**Text shown:**

# # #

CLICK HERE FOR THOUSANDS OF FREE BLOGGER TEMPLATES »

Tuesday, May 27, 2008

Things that make you go hmmm....

Carpeted Kitchens - Why was carpet ever considered an acceptable flooring option for a kitchen? It's one of those interior design ideas where form trumps function - only the form stinks. The only condition I can imagine where a carpeted kitchen would be a good idea is ... okay, I can't think of one. It is never a good idea - especially when you reside with a toddler who finds crunching crackers into the floor an immensely pleasurable activity.
The only thing worse than a carpeted kitchen is a carpeted bathroom - and believe me, I'd know since we've had the privilege of living in apartments with both. (For more evidence of the ills of carpet, read http://janelwilliams.blogspot.com/2008/05/who-put-carpet-in-bathroom.html).



Gas Prices - What's worse than paying $3.89 for a gallon of gas? Paying $4.09 for a gallon of gas. Last Tuesday, the price of gas at the gas station we patronize jumped 20 cents in one day. Who did kill that electric car?

# # #

**Given records:**
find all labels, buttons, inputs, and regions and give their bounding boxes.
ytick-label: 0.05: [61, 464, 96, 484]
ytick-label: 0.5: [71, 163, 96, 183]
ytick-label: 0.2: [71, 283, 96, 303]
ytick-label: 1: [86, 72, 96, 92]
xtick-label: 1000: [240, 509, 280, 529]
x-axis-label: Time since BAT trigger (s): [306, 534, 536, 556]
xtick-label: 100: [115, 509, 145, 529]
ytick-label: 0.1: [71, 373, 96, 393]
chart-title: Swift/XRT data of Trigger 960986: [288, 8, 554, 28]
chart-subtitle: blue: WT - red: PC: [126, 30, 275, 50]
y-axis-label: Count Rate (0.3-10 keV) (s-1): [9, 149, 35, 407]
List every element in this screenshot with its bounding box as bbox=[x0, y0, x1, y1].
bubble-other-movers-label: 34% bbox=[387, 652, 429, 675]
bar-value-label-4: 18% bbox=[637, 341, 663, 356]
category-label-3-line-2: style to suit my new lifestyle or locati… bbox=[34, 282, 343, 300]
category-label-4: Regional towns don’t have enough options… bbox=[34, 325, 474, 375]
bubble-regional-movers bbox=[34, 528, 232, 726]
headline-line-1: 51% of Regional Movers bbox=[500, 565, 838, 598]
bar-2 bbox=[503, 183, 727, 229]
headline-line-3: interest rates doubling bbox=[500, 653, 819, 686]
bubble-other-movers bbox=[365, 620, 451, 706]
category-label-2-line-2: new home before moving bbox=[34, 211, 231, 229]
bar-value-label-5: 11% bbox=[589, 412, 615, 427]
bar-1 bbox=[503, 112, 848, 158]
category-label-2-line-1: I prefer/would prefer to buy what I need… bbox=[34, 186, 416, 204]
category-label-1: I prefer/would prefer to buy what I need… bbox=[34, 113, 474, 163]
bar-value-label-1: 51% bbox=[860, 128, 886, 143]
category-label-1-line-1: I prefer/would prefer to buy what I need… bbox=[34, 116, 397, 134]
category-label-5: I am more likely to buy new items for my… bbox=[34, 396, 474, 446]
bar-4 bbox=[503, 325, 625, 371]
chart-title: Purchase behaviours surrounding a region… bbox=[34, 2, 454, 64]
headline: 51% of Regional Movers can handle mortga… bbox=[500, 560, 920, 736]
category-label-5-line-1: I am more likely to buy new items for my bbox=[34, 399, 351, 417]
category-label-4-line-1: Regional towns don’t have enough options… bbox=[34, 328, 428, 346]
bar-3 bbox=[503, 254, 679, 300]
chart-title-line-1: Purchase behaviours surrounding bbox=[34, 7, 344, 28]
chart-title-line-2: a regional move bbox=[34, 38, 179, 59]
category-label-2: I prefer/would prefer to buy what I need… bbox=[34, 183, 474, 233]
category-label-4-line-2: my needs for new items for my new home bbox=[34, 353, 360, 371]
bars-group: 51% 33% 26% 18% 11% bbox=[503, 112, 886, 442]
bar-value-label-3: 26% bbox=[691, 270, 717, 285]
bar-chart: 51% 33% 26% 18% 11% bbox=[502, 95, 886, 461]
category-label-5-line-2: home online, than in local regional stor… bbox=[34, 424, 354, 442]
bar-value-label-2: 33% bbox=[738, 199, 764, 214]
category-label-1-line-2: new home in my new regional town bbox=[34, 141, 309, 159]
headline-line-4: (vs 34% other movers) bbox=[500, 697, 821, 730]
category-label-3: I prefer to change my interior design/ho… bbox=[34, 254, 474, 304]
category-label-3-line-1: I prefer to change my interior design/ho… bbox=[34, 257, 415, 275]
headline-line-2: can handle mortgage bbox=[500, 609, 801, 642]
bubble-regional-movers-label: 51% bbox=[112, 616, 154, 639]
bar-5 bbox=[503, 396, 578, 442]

# # #

**Stated goal:**
Reproduce the blog post's passage starting at "Tuesday, May 27, 2008" and ending at "immensely pleasurable activity.", changing "toddler" to "puppy".

**Answer below:**
Tuesday, May 27, 2008

Things that make you go hmmm....

Carpeted Kitchens - Why was carpet ever considered an acceptable flooring option for a kitchen? It's one of those interior design ideas where form trumps function - only the form stinks. The only condition I can imagine where a carpeted kitchen would be a good idea is ... okay, I can't think of one. It is never a good idea - especially when you reside with a puppy who finds crunching crackers into the floor an immensely pleasurable activity.